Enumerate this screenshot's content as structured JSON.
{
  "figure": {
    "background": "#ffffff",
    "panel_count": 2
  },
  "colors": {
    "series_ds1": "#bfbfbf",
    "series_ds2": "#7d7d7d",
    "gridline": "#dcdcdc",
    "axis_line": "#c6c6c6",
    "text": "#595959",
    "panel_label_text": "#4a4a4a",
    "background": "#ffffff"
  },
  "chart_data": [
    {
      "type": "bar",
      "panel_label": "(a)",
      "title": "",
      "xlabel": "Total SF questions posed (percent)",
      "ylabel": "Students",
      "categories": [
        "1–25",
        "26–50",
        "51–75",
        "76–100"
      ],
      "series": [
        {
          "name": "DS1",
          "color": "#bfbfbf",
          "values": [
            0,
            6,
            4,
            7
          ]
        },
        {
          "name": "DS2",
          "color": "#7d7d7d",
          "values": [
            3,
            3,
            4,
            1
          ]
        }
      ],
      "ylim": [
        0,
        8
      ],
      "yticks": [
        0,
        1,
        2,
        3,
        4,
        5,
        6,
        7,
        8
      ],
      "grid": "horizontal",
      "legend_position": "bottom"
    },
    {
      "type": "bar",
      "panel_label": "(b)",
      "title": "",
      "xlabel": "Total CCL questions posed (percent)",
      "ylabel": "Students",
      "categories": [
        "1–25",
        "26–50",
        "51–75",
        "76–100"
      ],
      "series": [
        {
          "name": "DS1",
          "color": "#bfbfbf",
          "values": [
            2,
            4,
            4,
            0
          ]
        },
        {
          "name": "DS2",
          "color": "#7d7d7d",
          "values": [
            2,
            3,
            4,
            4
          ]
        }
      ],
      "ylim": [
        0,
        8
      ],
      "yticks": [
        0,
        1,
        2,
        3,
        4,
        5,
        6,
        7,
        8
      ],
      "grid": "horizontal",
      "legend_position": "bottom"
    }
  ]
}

━━━━━━━━━━━━━━━━━━━━━━━━━━━━━━

**Exercise objective**.
Search the material above for "xlabel". Pull out each line where it shows up.

**Response**.
      "xlabel": "Total SF questions posed (percent)",
      "xlabel": "Total CCL questions posed (percent)",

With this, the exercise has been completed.